─── Record extracts ───
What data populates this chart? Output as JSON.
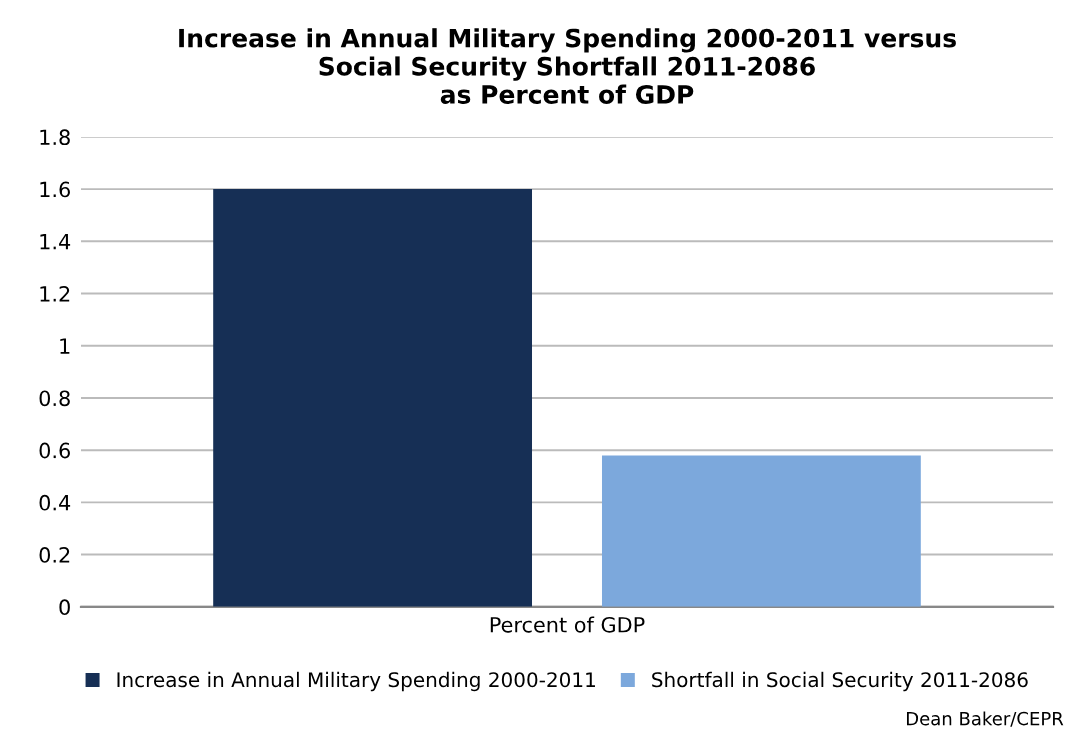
{
  "chart_data": {
    "type": "bar",
    "title": "Increase in Annual Military Spending 2000-2011 versus\nSocial Security Shortfall 2011-2086\nas Percent of GDP",
    "categories": [
      "Percent of GDP"
    ],
    "series": [
      {
        "name": "Increase in Annual Military Spending 2000-2011",
        "color": "#162f55",
        "values": [
          1.6
        ]
      },
      {
        "name": "Shortfall in Social Security 2011-2086",
        "color": "#7ca8dc",
        "values": [
          0.58
        ]
      }
    ],
    "ylim": [
      0,
      1.8
    ],
    "yticks": [
      0,
      0.2,
      0.4,
      0.6,
      0.8,
      1,
      1.2,
      1.4,
      1.6,
      1.8
    ],
    "grid": "y",
    "legend": "bottom",
    "annotations": [
      "Dean Baker/CEPR"
    ]
  }
}
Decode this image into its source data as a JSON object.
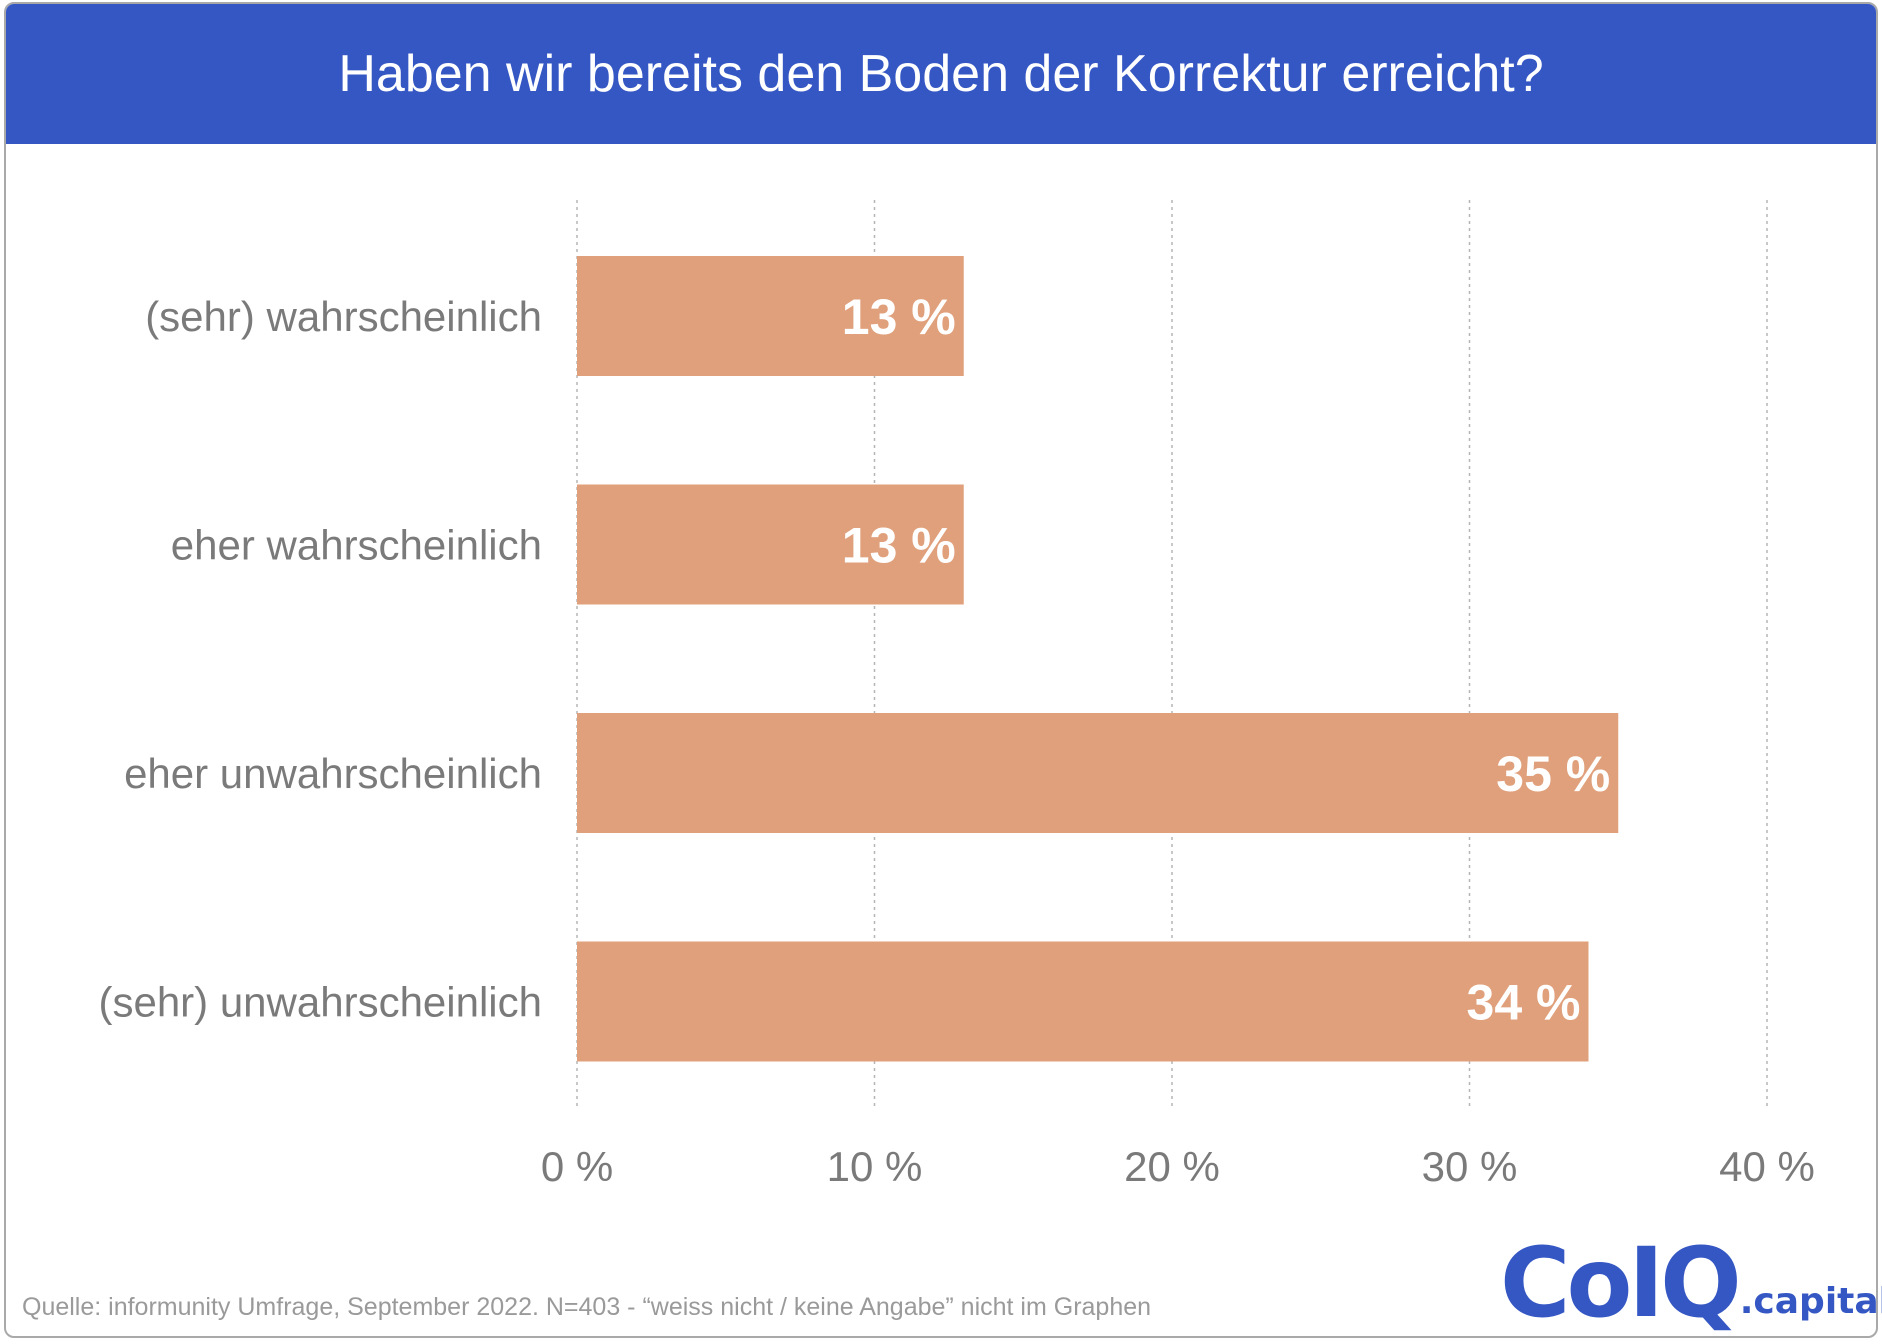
{
  "header": {
    "title": "Haben wir bereits den Boden der Korrektur erreicht?",
    "background": "#3557c4"
  },
  "chart_data": {
    "type": "bar",
    "orientation": "horizontal",
    "title": "Haben wir bereits den Boden der Korrektur erreicht?",
    "categories": [
      "(sehr) wahrscheinlich",
      "eher wahrscheinlich",
      "eher unwahrscheinlich",
      "(sehr) unwahrscheinlich"
    ],
    "values": [
      13,
      13,
      35,
      34
    ],
    "value_labels": [
      "13 %",
      "13 %",
      "35 %",
      "34 %"
    ],
    "xlim": [
      0,
      40
    ],
    "xticks": [
      0,
      10,
      20,
      30,
      40
    ],
    "xtick_labels": [
      "0 %",
      "10 %",
      "20 %",
      "30 %",
      "40 %"
    ],
    "xlabel": "",
    "ylabel": "",
    "grid": "vertical dotted",
    "bar_color": "#e0a07b",
    "label_color": "#ffffff",
    "text_color": "#7a7a7a"
  },
  "footer": {
    "source": "Quelle: informunity Umfrage, September 2022. N=403 - “weiss nicht / keine Angabe” nicht im Graphen"
  },
  "logo": {
    "main": "CoIQ",
    "suffix": ".capital",
    "color": "#3557c4"
  }
}
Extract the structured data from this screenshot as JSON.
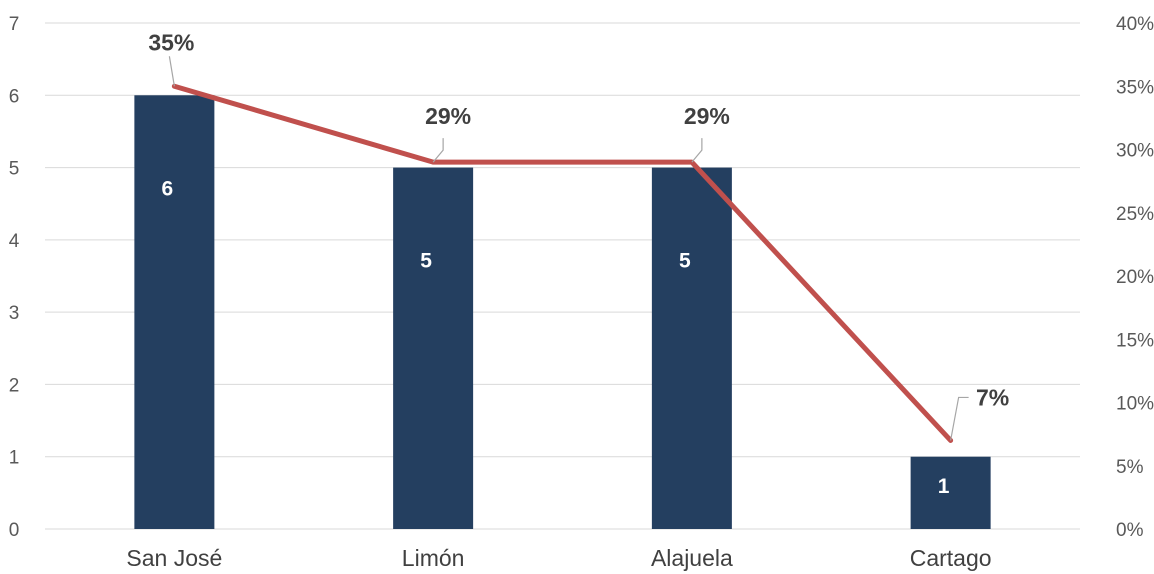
{
  "chart_data": {
    "type": "bar",
    "categories": [
      "San José",
      "Limón",
      "Alajuela",
      "Cartago"
    ],
    "series": [
      {
        "type": "bar",
        "axis": "left",
        "values": [
          6,
          5,
          5,
          1
        ],
        "labels": [
          "6",
          "5",
          "5",
          "1"
        ],
        "color": "#243f60"
      },
      {
        "type": "line",
        "axis": "right",
        "values": [
          35,
          29,
          29,
          7
        ],
        "labels": [
          "35%",
          "29%",
          "29%",
          "7%"
        ],
        "color": "#c0504d"
      }
    ],
    "y_left": {
      "ylim": [
        0,
        7
      ],
      "ticks": [
        "0",
        "1",
        "2",
        "3",
        "4",
        "5",
        "6",
        "7"
      ]
    },
    "y_right": {
      "ylim": [
        0,
        40
      ],
      "ticks": [
        "0%",
        "5%",
        "10%",
        "15%",
        "20%",
        "25%",
        "30%",
        "35%",
        "40%"
      ]
    },
    "grid": true,
    "legend": "none"
  }
}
───
**Goal:**
Restate word for word, please, the line containing "Extract the structured" and all lines after it through the end of the material; the pictures do not belong in the copy.

**Solution below:**
Extract the structured data from this screenshot as JSON.
{
  "chart_data": {
    "type": "bar",
    "categories": [
      "San José",
      "Limón",
      "Alajuela",
      "Cartago"
    ],
    "series": [
      {
        "type": "bar",
        "axis": "left",
        "values": [
          6,
          5,
          5,
          1
        ],
        "labels": [
          "6",
          "5",
          "5",
          "1"
        ],
        "color": "#243f60"
      },
      {
        "type": "line",
        "axis": "right",
        "values": [
          35,
          29,
          29,
          7
        ],
        "labels": [
          "35%",
          "29%",
          "29%",
          "7%"
        ],
        "color": "#c0504d"
      }
    ],
    "y_left": {
      "ylim": [
        0,
        7
      ],
      "ticks": [
        "0",
        "1",
        "2",
        "3",
        "4",
        "5",
        "6",
        "7"
      ]
    },
    "y_right": {
      "ylim": [
        0,
        40
      ],
      "ticks": [
        "0%",
        "5%",
        "10%",
        "15%",
        "20%",
        "25%",
        "30%",
        "35%",
        "40%"
      ]
    },
    "grid": true,
    "legend": "none"
  }
}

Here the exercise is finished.